▸ Your objective: How many lines of the records hold the string "structured"? Reply with the number alone.
■ ■ ■
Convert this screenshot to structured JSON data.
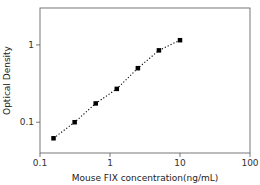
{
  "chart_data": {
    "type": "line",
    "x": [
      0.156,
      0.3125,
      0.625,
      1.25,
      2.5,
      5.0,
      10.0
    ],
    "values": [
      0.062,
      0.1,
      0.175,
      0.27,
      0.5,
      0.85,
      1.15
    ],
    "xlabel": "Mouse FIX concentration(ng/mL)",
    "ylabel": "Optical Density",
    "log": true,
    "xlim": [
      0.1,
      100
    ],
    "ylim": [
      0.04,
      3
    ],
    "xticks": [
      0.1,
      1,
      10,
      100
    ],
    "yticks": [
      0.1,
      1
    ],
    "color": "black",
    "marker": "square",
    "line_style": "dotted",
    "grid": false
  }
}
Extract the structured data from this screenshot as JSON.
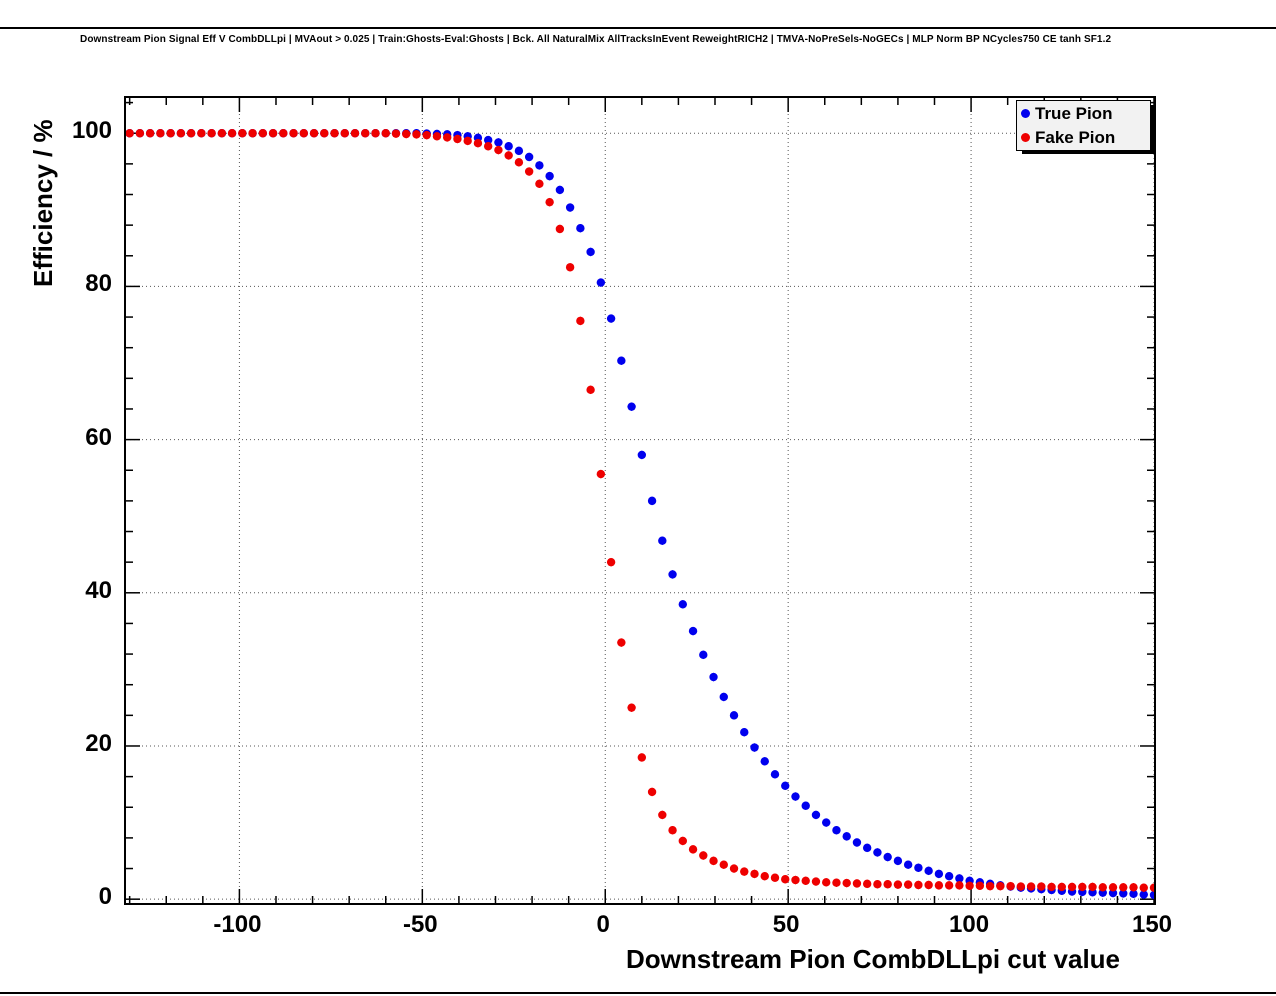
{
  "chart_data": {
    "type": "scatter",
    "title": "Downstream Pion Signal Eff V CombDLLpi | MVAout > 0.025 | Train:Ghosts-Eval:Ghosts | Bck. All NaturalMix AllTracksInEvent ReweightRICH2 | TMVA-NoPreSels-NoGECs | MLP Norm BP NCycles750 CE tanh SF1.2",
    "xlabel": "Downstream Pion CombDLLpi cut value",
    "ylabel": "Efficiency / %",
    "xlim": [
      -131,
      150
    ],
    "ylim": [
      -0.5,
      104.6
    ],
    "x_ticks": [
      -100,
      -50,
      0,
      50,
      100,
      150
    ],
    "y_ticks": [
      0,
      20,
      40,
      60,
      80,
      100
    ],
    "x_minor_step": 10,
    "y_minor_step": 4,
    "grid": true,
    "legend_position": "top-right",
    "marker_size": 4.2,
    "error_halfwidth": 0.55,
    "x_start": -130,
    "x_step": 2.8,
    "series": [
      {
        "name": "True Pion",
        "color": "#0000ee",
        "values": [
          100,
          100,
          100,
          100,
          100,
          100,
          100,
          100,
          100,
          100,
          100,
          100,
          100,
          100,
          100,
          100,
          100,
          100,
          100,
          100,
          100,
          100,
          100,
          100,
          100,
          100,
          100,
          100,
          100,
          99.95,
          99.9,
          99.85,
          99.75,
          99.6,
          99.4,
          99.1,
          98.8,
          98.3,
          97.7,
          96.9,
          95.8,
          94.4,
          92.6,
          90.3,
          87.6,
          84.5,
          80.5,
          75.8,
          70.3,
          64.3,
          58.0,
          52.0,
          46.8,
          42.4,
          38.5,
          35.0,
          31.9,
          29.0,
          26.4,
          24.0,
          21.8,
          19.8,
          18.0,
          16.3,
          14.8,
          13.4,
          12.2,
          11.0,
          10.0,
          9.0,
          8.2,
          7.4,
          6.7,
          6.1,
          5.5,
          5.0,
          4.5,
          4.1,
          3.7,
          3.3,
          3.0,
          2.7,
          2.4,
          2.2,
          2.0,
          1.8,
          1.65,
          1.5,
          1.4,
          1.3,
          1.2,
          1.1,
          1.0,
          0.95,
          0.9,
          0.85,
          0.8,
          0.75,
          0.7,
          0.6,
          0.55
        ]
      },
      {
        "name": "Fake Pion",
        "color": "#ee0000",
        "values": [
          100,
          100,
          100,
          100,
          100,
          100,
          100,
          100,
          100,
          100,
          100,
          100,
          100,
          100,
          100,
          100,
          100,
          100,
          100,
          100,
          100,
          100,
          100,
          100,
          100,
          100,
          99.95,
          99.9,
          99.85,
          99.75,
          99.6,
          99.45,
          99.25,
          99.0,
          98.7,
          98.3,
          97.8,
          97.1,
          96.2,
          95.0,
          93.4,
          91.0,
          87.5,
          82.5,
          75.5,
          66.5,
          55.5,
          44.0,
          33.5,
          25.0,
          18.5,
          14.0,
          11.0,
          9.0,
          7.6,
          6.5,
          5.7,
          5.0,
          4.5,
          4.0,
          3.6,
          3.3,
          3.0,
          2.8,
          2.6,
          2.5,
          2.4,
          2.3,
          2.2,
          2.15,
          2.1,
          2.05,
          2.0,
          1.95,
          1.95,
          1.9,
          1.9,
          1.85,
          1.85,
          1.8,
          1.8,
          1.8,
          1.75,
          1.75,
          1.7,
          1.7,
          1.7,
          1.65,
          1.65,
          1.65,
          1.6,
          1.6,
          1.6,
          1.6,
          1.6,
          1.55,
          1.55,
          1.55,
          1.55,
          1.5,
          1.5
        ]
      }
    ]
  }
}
■ ■ ■
▸ Correct output: 2